> [Information provided]:

******

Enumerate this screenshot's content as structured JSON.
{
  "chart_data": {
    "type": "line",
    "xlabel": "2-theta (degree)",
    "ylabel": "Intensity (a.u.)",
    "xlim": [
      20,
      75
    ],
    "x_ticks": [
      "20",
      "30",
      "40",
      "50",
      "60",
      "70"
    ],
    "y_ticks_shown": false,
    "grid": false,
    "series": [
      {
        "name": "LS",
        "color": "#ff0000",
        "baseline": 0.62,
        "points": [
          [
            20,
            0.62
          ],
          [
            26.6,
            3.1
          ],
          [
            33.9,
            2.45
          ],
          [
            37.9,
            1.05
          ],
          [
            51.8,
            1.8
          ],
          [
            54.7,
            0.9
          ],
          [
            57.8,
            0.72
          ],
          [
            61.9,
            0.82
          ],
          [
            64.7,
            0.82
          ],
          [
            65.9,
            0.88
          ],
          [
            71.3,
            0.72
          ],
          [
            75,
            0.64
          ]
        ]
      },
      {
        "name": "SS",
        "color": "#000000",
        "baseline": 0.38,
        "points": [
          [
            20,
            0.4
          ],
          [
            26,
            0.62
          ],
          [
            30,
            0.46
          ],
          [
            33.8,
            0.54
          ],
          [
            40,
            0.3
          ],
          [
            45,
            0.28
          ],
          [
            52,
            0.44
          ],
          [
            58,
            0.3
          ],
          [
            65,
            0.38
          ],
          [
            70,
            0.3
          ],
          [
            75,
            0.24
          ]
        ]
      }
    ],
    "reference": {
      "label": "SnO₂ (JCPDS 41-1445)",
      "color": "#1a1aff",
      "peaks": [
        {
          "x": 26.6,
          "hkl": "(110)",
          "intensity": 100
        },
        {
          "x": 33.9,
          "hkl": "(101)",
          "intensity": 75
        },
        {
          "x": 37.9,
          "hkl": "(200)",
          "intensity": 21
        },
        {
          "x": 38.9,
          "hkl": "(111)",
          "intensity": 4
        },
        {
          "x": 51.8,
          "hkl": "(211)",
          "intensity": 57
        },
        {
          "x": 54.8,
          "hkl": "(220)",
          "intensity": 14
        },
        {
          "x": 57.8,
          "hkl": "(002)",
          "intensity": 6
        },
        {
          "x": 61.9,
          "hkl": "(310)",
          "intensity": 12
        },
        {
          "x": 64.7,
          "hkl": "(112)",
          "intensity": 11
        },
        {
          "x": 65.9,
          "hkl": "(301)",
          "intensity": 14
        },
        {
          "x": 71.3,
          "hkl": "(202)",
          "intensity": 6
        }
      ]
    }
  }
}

******

> [Your instructions]:
Read the entries and pick out all lines that include the word "color".

> [Solution to this problem]:
        "color": "#ff0000",
        "color": "#000000",
      "color": "#1a1aff",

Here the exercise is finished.